#### EXERCISE REQUIREMENTS:
Extract exactly and only the lines from the one containing "Enumerate this screenshot's" through the end of the entries below. Pictures should not appear in the copy.
____ DATA SECTION
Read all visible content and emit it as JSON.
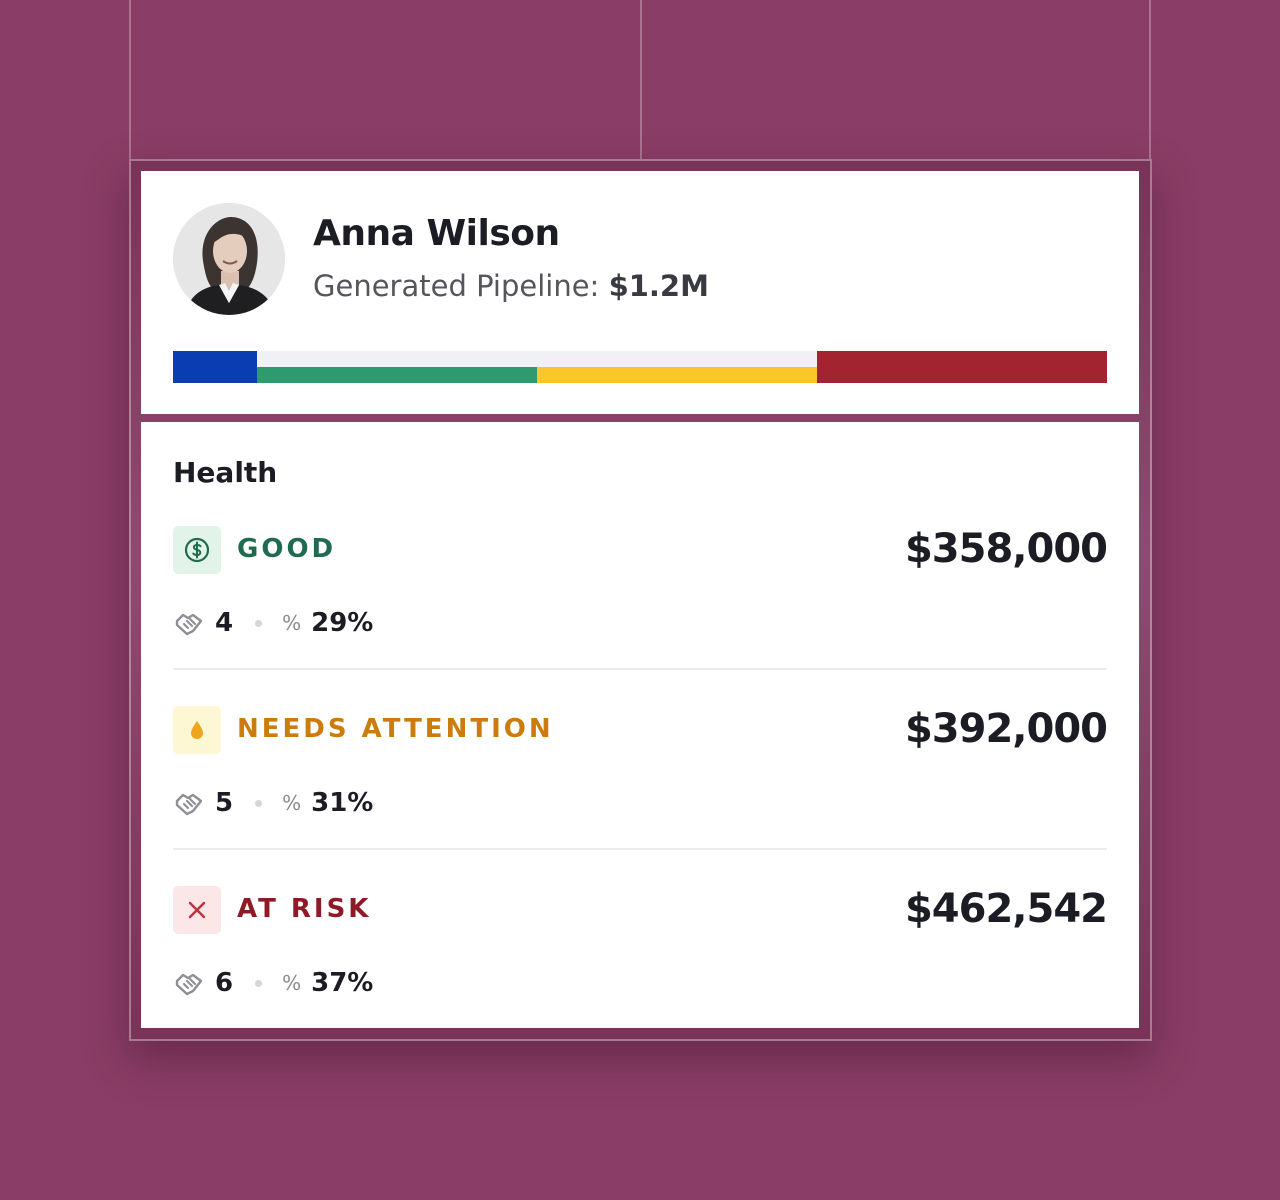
{
  "profile": {
    "name": "Anna Wilson",
    "pipeline_label": "Generated Pipeline:",
    "pipeline_value": "$1.2M"
  },
  "pipeline_bar": {
    "segments": [
      {
        "color": "#0a3db2",
        "fraction": 0.09
      },
      {
        "color": "#2e9a6f",
        "fraction": 0.3
      },
      {
        "color": "#fcc62a",
        "fraction": 0.3
      },
      {
        "color": "#a32431",
        "fraction": 0.31
      }
    ],
    "track_color": "#f1f0f5"
  },
  "health": {
    "title": "Health",
    "rows": [
      {
        "status": "GOOD",
        "amount": "$358,000",
        "deals": "4",
        "percent": "29%",
        "status_color": "#1f6b4f",
        "icon_bg": "#e2f3ea",
        "icon": "dollar-circle-icon"
      },
      {
        "status": "NEEDS ATTENTION",
        "amount": "$392,000",
        "deals": "5",
        "percent": "31%",
        "status_color": "#cc7c0a",
        "icon_bg": "#fdf7d4",
        "icon": "droplet-icon"
      },
      {
        "status": "AT RISK",
        "amount": "$462,542",
        "deals": "6",
        "percent": "37%",
        "status_color": "#8e1a28",
        "icon_bg": "#fbe6e8",
        "icon": "close-x-icon"
      }
    ],
    "percent_symbol": "%"
  },
  "colors": {
    "background": "#8a3d66",
    "card": "#ffffff",
    "text": "#1c1c24"
  }
}
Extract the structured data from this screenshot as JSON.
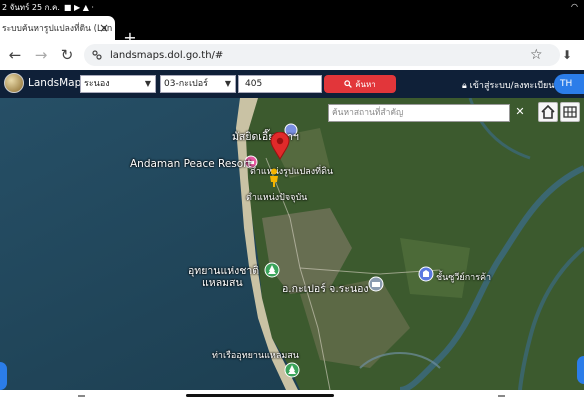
{
  "status_bar": {
    "time_date": "2 จันทร์ 25 ก.ค."
  },
  "browser": {
    "tab_title": "ระบบค้นหารูปแปลงที่ดิน (Lan",
    "url": "landsmaps.dol.go.th/#"
  },
  "app": {
    "brand": "LandsMaps",
    "province": "ระนอง",
    "district": "03-กะเปอร์",
    "parcel_number": "405",
    "search_label": "ค้นหา",
    "login_label": "เข้าสู่ระบบ/ลงทะเบียน",
    "lang": "TH"
  },
  "map": {
    "place_search_placeholder": "ค้นหาสถานที่สำคัญ",
    "labels": {
      "mosque": "มัสยิดเอี๊ยะซาฯ",
      "resort": "Andaman Peace Resort",
      "parcel_location": "ตำแหน่งรูปแปลงที่ดิน",
      "user_location": "ตำแหน่งปัจจุบัน",
      "national_park": "อุทยานแห่งชาติ\nแหลมสน",
      "district_office": "อ.กะเปอร์ จ.ระนอง",
      "plantation": "ชั้นซูวีย์การค้า",
      "pier": "ท่าเรืออุทยานแหลมสน"
    }
  },
  "colors": {
    "header_bg": "#0f2038",
    "search_button": "#e2363a",
    "accent": "#2b7de9"
  }
}
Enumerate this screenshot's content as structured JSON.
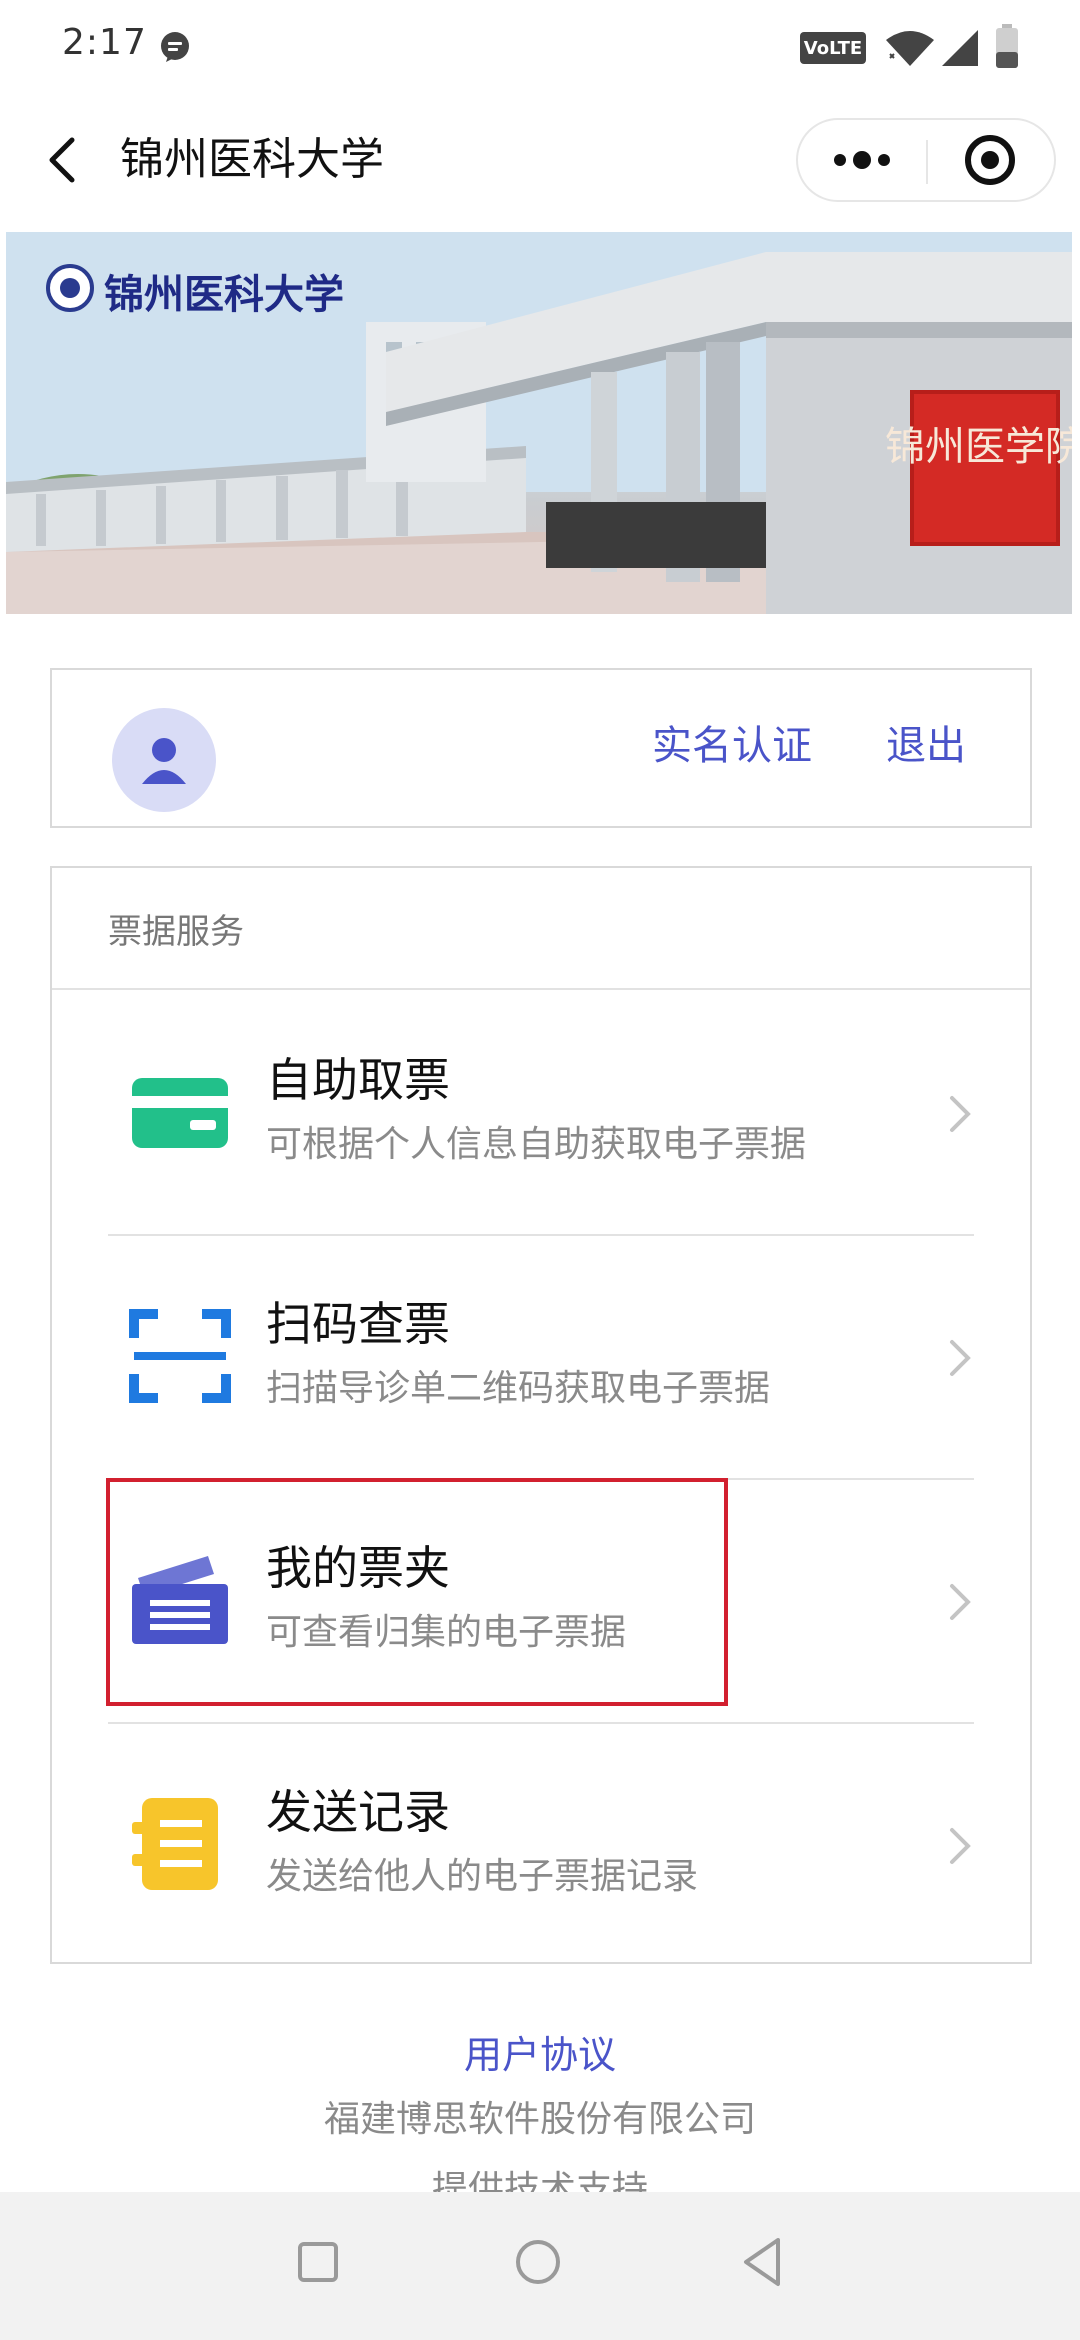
{
  "status_bar": {
    "time": "2:17",
    "network_badge": "VoLTE"
  },
  "nav": {
    "title": "锦州医科大学"
  },
  "banner": {
    "school_name": "锦州医科大学",
    "seal_text": "锦州医学院"
  },
  "user_card": {
    "verify_label": "实名认证",
    "logout_label": "退出"
  },
  "services": {
    "section_title": "票据服务",
    "items": [
      {
        "title": "自助取票",
        "desc": "可根据个人信息自助获取电子票据",
        "icon": "card-icon"
      },
      {
        "title": "扫码查票",
        "desc": "扫描导诊单二维码获取电子票据",
        "icon": "scan-icon"
      },
      {
        "title": "我的票夹",
        "desc": "可查看归集的电子票据",
        "icon": "ticket-folder-icon"
      },
      {
        "title": "发送记录",
        "desc": "发送给他人的电子票据记录",
        "icon": "record-icon"
      }
    ]
  },
  "footer": {
    "agreement_label": "用户协议",
    "company": "福建博思软件股份有限公司",
    "support": "提供技术支持"
  },
  "colors": {
    "accent": "#4a54c9",
    "card_green": "#22c08a",
    "scan_blue": "#1f7ae0",
    "folder_indigo": "#4a54c9",
    "record_yellow": "#f7c52b",
    "highlight_red": "#d2202f"
  }
}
________
#### SOLUTION TO THIS EXERCISE:
Enumerate this screenshot's content as structured JSON.
{
  "status_bar": {
    "time": "2:17",
    "network_badge": "VoLTE"
  },
  "nav": {
    "title": "锦州医科大学"
  },
  "banner": {
    "school_name": "锦州医科大学",
    "seal_text": "锦州医学院"
  },
  "user_card": {
    "verify_label": "实名认证",
    "logout_label": "退出"
  },
  "services": {
    "section_title": "票据服务",
    "items": [
      {
        "title": "自助取票",
        "desc": "可根据个人信息自助获取电子票据",
        "icon": "card-icon"
      },
      {
        "title": "扫码查票",
        "desc": "扫描导诊单二维码获取电子票据",
        "icon": "scan-icon"
      },
      {
        "title": "我的票夹",
        "desc": "可查看归集的电子票据",
        "icon": "ticket-folder-icon"
      },
      {
        "title": "发送记录",
        "desc": "发送给他人的电子票据记录",
        "icon": "record-icon"
      }
    ]
  },
  "footer": {
    "agreement_label": "用户协议",
    "company": "福建博思软件股份有限公司",
    "support": "提供技术支持"
  },
  "colors": {
    "accent": "#4a54c9",
    "card_green": "#22c08a",
    "scan_blue": "#1f7ae0",
    "folder_indigo": "#4a54c9",
    "record_yellow": "#f7c52b",
    "highlight_red": "#d2202f"
  }
}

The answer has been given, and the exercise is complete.